#### DATASET ROWS ####
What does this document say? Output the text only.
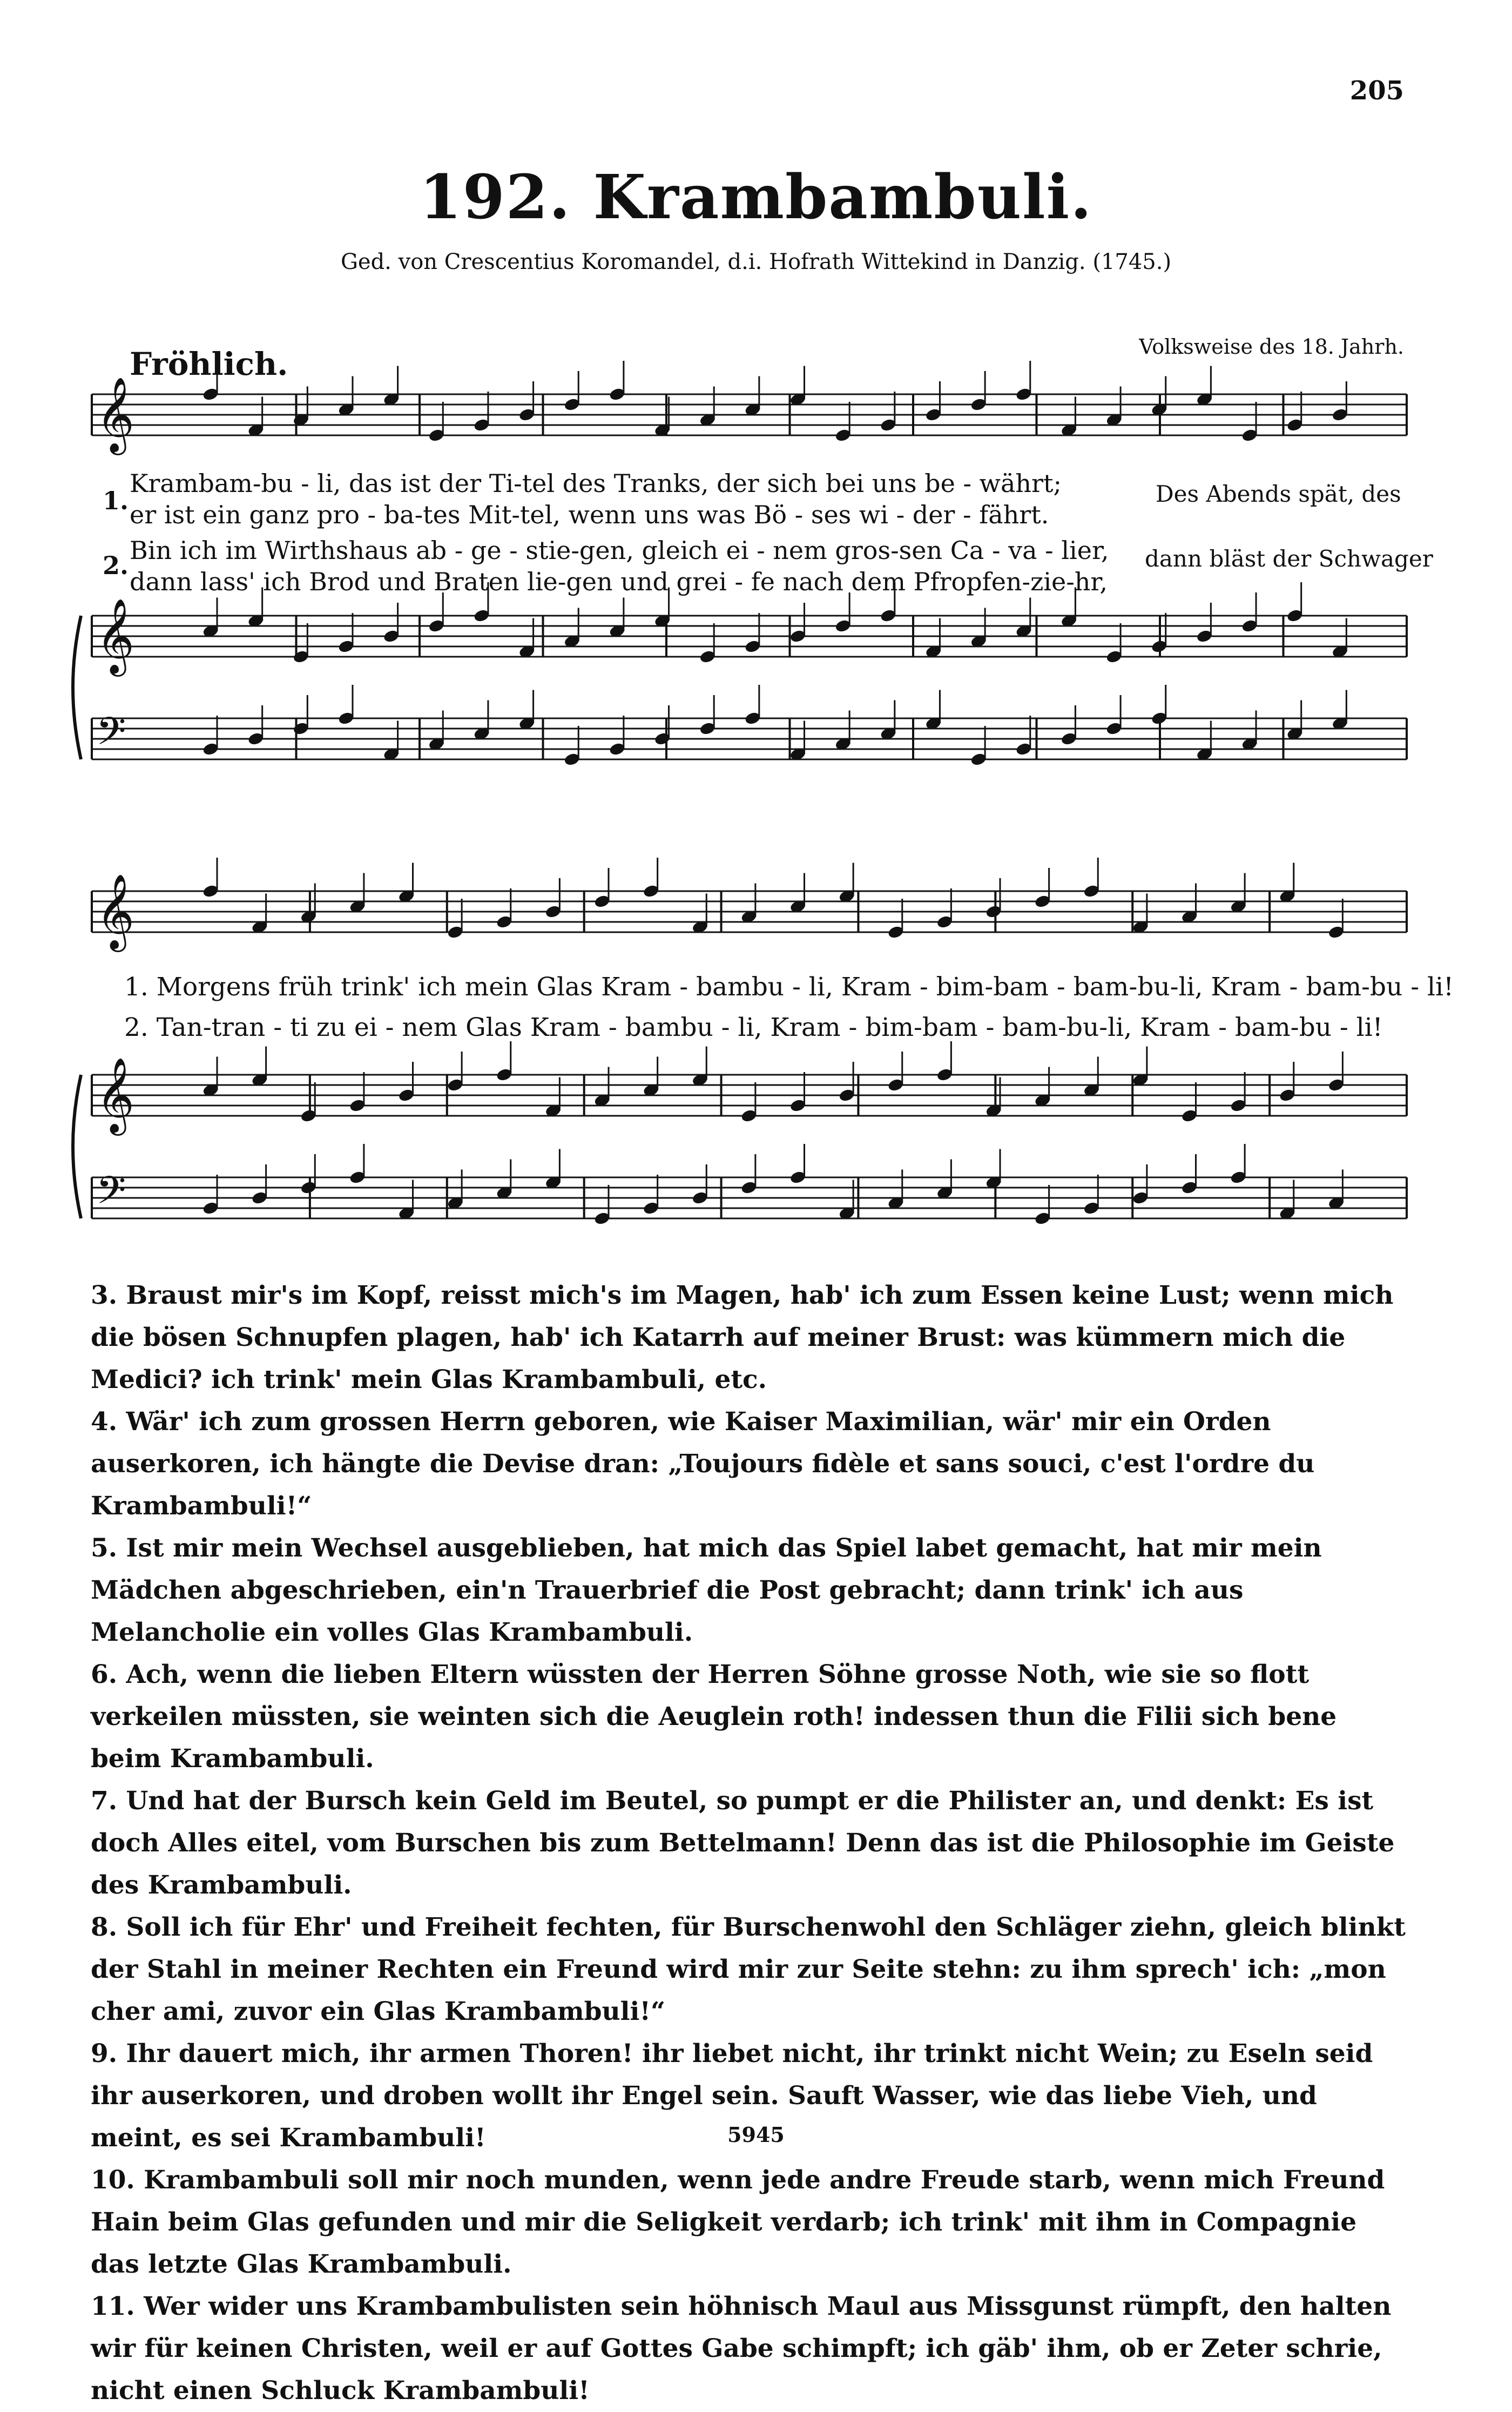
205
192. Krambambuli.
Ged. von Crescentius Koromandel, d.i. Hofrath Wittekind in Danzig. (1745.)
Fröhlich.	Volksweise des 18. Jahrh.
𝄞
𝄞
𝄢
𝄞
𝄞
𝄢
1.
Krambam-bu - li, das ist der Ti-tel des Tranks, der sich bei uns be - währt;
er ist ein ganz pro - ba-tes Mit-tel, wenn uns was Bö - ses wi - der - fährt.
2.
Bin ich im Wirthshaus ab - ge - stie-gen, gleich ei - nem gros-sen Ca - va - lier,
dann lass' ich Brod und Braten lie-gen und grei - fe nach dem Pfropfen-zie-hr,
Des Abends spät, des
dann bläst der Schwager
1. Morgens früh trink' ich mein Glas Kram - bambu - li, Kram - bim-bam - bam-bu-li, Kram - bam-bu - li!
2. Tan-tran - ti zu ei - nem Glas Kram - bambu - li, Kram - bim-bam - bam-bu-li, Kram - bam-bu - li!

3. Braust mir's im Kopf, reisst mich's im Magen, hab' ich zum Essen keine Lust; wenn mich die bösen Schnupfen plagen, hab' ich Katarrh auf meiner Brust: was kümmern mich die Medici? ich trink' mein Glas Krambambuli, etc.

4. Wär' ich zum grossen Herrn geboren, wie Kaiser Maximilian, wär' mir ein Orden auserkoren, ich hängte die Devise dran: „Toujours fidèle et sans souci, c'est l'ordre du Krambambuli!“

5. Ist mir mein Wechsel ausgeblieben, hat mich das Spiel labet gemacht, hat mir mein Mädchen abgeschrieben, ein'n Trauerbrief die Post gebracht; dann trink' ich aus Melancholie ein volles Glas Krambambuli.

6. Ach, wenn die lieben Eltern wüssten der Herren Söhne grosse Noth, wie sie so flott verkeilen müssten, sie weinten sich die Aeuglein roth! indessen thun die Filii sich bene beim Krambambuli.

7. Und hat der Bursch kein Geld im Beutel, so pumpt er die Philister an, und denkt: Es ist doch Alles eitel, vom Burschen bis zum Bettelmann! Denn das ist die Philosophie im Geiste des Krambambuli.

8. Soll ich für Ehr' und Freiheit fechten, für Burschenwohl den Schläger ziehn, gleich blinkt der Stahl in meiner Rechten ein Freund wird mir zur Seite stehn: zu ihm sprech' ich: „mon cher ami, zuvor ein Glas Krambambuli!“

9. Ihr dauert mich, ihr armen Thoren! ihr liebet nicht, ihr trinkt nicht Wein; zu Eseln seid ihr auserkoren, und droben wollt ihr Engel sein. Sauft Wasser, wie das liebe Vieh, und meint, es sei Krambambuli!

10. Krambambuli soll mir noch munden, wenn jede andre Freude starb, wenn mich Freund Hain beim Glas gefunden und mir die Seligkeit verdarb; ich trink' mit ihm in Compagnie das letzte Glas Krambambuli.

11. Wer wider uns Krambambulisten sein höhnisch Maul aus Missgunst rümpft, den halten wir für keinen Christen, weil er auf Gottes Gabe schimpft; ich gäb' ihm, ob er Zeter schrie, nicht einen Schluck Krambambuli!

5945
####
REQUIRED TASK: Provide only the number of lines in the entries that hold the word "meiner".

COMPLETED TASK: 2